■ Exercise task ■
Everything from the line containing "Output the text content of this document." down to the last line of the entries below must be transcribed exactly, and nothing else.

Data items
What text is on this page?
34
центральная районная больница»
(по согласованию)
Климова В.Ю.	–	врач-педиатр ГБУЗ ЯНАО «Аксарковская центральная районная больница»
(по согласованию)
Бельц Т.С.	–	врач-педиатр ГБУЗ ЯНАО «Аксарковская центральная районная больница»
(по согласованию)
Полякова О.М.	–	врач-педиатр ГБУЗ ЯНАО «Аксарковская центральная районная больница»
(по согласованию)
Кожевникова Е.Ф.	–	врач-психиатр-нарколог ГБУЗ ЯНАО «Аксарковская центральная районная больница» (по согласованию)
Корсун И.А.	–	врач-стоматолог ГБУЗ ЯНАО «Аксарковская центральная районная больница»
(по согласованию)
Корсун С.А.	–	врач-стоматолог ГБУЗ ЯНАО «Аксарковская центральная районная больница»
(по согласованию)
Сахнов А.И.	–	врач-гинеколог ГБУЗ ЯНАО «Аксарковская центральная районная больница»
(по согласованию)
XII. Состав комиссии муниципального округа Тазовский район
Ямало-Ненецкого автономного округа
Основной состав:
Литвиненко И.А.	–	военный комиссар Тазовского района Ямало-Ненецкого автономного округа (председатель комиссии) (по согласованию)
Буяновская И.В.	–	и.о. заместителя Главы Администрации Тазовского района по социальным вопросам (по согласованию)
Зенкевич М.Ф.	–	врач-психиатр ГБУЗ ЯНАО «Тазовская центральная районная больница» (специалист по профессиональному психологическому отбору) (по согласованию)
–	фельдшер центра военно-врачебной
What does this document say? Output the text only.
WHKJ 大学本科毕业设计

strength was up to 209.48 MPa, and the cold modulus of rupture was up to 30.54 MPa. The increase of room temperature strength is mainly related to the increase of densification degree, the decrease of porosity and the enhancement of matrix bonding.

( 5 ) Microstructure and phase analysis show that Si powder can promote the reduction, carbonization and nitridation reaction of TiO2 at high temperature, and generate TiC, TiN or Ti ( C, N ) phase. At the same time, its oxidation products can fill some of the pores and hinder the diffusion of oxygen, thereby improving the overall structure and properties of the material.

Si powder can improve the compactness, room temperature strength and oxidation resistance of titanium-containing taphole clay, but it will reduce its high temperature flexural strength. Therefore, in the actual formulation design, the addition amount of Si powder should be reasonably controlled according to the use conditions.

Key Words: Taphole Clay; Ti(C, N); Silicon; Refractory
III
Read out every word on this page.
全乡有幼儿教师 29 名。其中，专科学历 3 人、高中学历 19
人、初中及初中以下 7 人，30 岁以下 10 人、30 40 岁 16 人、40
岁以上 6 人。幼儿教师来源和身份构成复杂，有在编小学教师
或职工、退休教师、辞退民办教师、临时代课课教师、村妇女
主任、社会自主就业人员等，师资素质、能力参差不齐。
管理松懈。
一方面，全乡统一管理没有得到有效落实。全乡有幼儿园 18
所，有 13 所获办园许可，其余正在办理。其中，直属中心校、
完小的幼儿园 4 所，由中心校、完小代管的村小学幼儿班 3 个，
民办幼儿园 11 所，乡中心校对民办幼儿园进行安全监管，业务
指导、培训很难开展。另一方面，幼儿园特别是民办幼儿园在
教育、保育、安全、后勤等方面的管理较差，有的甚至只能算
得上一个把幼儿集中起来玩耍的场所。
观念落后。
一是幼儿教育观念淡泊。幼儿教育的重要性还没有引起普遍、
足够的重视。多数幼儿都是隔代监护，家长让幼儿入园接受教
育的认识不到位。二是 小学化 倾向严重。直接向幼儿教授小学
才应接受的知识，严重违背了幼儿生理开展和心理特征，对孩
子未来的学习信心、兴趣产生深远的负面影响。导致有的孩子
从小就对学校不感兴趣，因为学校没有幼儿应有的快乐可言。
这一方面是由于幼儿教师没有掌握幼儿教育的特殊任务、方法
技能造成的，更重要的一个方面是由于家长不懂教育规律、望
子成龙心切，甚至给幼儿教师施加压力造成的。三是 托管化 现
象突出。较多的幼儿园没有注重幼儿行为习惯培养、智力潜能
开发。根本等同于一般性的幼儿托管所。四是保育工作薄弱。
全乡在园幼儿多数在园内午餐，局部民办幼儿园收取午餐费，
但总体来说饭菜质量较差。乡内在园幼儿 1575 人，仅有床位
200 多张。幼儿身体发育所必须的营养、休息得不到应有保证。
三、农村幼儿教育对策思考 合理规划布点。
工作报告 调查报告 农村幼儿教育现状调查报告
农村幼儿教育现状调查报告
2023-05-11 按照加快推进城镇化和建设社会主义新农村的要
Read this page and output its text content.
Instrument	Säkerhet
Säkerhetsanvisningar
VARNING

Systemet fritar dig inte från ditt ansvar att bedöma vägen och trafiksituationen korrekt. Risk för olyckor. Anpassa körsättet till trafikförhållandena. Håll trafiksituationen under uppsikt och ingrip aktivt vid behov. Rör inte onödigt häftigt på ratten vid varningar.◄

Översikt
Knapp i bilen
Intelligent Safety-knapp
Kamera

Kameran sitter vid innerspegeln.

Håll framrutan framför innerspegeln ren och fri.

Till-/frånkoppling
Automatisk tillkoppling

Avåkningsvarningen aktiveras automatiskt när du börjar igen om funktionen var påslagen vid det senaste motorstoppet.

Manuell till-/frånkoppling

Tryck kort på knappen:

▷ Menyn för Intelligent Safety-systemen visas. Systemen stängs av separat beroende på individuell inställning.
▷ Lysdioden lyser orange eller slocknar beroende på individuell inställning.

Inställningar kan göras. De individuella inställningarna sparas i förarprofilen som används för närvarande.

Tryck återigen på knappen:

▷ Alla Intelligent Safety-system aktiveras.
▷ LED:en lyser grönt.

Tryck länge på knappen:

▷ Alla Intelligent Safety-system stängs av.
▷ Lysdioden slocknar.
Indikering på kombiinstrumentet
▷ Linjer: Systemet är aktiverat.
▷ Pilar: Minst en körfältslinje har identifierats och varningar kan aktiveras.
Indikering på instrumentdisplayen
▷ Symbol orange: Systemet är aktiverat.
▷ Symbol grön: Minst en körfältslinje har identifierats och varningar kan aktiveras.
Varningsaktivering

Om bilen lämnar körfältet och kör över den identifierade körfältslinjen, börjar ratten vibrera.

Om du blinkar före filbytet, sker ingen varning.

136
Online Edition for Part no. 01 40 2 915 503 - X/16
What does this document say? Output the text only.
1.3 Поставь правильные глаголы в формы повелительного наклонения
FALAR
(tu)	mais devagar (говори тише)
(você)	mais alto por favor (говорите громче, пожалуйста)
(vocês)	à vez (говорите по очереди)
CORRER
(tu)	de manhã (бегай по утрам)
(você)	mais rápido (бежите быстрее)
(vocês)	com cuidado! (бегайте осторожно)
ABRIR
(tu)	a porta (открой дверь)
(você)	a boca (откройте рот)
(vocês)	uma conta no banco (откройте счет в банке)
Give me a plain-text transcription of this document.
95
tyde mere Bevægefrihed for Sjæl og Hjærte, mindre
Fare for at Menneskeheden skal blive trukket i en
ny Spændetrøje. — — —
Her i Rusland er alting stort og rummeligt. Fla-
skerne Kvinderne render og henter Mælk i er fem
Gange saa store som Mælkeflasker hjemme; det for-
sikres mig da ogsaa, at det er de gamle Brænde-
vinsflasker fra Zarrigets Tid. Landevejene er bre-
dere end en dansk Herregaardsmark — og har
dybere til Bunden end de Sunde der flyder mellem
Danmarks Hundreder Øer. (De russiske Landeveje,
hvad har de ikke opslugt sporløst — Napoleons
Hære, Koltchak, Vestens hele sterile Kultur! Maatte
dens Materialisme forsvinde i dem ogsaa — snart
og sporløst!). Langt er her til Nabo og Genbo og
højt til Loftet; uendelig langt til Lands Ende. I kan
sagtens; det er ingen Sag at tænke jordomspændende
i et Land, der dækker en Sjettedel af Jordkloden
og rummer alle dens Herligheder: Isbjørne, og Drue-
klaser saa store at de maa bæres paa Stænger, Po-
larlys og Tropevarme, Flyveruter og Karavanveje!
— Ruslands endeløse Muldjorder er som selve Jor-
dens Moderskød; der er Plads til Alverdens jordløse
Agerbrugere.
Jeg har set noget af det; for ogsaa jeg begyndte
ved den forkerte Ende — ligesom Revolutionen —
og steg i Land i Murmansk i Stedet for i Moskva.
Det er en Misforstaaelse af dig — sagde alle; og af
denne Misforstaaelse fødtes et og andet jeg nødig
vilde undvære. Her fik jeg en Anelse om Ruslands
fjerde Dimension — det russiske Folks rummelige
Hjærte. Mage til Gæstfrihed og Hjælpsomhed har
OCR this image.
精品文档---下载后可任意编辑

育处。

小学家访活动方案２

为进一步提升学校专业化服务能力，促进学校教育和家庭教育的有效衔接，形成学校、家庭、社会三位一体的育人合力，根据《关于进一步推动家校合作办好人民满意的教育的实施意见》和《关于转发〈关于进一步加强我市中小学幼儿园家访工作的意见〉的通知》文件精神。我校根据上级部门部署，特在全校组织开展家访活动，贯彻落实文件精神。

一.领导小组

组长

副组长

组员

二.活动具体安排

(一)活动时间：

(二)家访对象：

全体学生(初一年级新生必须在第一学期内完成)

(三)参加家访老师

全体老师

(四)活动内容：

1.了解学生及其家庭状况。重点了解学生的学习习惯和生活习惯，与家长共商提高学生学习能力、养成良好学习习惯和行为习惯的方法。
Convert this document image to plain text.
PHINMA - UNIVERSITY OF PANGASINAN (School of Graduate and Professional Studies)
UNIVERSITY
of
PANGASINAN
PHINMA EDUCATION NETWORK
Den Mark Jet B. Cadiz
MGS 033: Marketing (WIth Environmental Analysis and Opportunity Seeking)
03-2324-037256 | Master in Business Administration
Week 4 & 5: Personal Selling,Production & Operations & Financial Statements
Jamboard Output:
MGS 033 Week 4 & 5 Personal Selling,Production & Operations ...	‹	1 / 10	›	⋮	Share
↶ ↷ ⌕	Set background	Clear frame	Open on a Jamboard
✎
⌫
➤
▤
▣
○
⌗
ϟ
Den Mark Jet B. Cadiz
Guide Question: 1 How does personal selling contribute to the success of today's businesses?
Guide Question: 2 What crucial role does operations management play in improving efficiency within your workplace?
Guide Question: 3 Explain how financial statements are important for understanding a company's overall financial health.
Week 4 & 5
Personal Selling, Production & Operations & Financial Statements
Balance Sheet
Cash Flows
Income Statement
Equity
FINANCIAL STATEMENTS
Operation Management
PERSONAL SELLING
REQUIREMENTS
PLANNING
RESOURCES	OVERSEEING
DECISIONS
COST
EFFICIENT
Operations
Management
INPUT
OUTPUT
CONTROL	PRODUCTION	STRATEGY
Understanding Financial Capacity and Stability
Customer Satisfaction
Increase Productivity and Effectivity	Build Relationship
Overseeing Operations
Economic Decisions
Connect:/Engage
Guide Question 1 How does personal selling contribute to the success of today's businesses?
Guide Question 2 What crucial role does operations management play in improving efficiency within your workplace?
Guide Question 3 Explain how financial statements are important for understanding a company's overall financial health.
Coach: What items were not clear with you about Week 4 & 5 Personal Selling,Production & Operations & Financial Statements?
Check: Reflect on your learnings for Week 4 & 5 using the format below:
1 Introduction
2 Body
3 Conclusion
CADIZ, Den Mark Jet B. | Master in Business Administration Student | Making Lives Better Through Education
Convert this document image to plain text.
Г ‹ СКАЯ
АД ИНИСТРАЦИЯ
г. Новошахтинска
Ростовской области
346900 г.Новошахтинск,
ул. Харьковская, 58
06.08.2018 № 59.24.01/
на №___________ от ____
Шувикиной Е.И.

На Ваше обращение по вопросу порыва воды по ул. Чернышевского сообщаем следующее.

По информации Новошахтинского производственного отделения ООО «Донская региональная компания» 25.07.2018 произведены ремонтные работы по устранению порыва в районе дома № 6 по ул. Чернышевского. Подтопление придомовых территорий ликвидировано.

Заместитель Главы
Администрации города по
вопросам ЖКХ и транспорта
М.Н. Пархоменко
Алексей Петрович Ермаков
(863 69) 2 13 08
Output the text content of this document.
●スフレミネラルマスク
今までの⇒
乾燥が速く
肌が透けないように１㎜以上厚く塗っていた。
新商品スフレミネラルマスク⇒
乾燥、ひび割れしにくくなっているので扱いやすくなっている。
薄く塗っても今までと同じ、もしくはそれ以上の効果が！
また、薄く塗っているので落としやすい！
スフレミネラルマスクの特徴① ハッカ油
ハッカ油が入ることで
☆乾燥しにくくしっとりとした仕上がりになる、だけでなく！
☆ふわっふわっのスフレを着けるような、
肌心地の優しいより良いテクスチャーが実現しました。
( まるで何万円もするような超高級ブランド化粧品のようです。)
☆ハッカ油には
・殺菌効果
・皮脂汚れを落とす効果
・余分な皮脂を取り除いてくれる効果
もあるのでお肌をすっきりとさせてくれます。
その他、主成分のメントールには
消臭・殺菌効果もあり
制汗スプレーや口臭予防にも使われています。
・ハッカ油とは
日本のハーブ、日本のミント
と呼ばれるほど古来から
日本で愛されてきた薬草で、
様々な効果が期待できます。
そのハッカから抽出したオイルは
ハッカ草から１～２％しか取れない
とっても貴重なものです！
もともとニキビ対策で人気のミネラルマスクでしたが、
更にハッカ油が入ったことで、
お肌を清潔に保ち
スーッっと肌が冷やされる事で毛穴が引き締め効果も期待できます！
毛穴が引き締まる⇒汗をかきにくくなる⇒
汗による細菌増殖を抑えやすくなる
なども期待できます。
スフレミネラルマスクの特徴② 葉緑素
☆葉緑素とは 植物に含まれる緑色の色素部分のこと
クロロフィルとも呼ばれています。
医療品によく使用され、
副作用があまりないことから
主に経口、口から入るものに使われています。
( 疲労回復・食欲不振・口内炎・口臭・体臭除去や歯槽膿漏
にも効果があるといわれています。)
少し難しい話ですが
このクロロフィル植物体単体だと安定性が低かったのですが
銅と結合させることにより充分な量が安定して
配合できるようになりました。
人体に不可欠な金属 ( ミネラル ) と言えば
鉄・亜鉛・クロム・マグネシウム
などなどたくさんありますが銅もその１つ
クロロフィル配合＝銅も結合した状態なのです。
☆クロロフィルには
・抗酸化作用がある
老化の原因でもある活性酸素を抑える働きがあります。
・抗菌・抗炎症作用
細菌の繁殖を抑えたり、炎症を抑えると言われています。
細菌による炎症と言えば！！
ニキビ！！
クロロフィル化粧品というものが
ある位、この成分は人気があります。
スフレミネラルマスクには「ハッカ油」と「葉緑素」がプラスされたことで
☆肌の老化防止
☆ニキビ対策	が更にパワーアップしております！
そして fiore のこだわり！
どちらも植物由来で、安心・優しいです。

■ Task response ■
Output the text content of this document.
●スフレミネラルマスク
今までの⇒
乾燥が速く
肌が透けないように１㎜以上厚く塗っていた。
新商品スフレミネラルマスク⇒
乾燥、ひび割れしにくくなっているので扱いやすくなっている。
薄く塗っても今までと同じ、もしくはそれ以上の効果が！
また、薄く塗っているので落としやすい！
スフレミネラルマスクの特徴① ハッカ油
ハッカ油が入ることで
☆乾燥しにくくしっとりとした仕上がりになる、だけでなく！
☆ふわっふわっのスフレを着けるような、
肌心地の優しいより良いテクスチャーが実現しました。
( まるで何万円もするような超高級ブランド化粧品のようです。)
☆ハッカ油には
・殺菌効果
・皮脂汚れを落とす効果
・余分な皮脂を取り除いてくれる効果
もあるのでお肌をすっきりとさせてくれます。
その他、主成分のメントールには
消臭・殺菌効果もあり
制汗スプレーや口臭予防にも使われています。
・ハッカ油とは
日本のハーブ、日本のミント
と呼ばれるほど古来から
日本で愛されてきた薬草で、
様々な効果が期待できます。
そのハッカから抽出したオイルは
ハッカ草から１～２％しか取れない
とっても貴重なものです！
もともとニキビ対策で人気のミネラルマスクでしたが、
更にハッカ油が入ったことで、
お肌を清潔に保ち
スーッっと肌が冷やされる事で毛穴が引き締め効果も期待できます！
毛穴が引き締まる⇒汗をかきにくくなる⇒
汗による細菌増殖を抑えやすくなる
なども期待できます。
スフレミネラルマスクの特徴② 葉緑素
☆葉緑素とは 植物に含まれる緑色の色素部分のこと
クロロフィルとも呼ばれています。
医療品によく使用され、
副作用があまりないことから
主に経口、口から入るものに使われています。
( 疲労回復・食欲不振・口内炎・口臭・体臭除去や歯槽膿漏
にも効果があるといわれています。)
少し難しい話ですが
このクロロフィル植物体単体だと安定性が低かったのですが
銅と結合させることにより充分な量が安定して
配合できるようになりました。
人体に不可欠な金属 ( ミネラル ) と言えば
鉄・亜鉛・クロム・マグネシウム
などなどたくさんありますが銅もその１つ
クロロフィル配合＝銅も結合した状態なのです。
☆クロロフィルには
・抗酸化作用がある
老化の原因でもある活性酸素を抑える働きがあります。
・抗菌・抗炎症作用
細菌の繁殖を抑えたり、炎症を抑えると言われています。
細菌による炎症と言えば！！
ニキビ！！
クロロフィル化粧品というものが
ある位、この成分は人気があります。
スフレミネラルマスクには「ハッカ油」と「葉緑素」がプラスされたことで
☆肌の老化防止
☆ニキビ対策	が更にパワーアップしております！
そして fiore のこだわり！
どちらも植物由来で、安心・優しいです。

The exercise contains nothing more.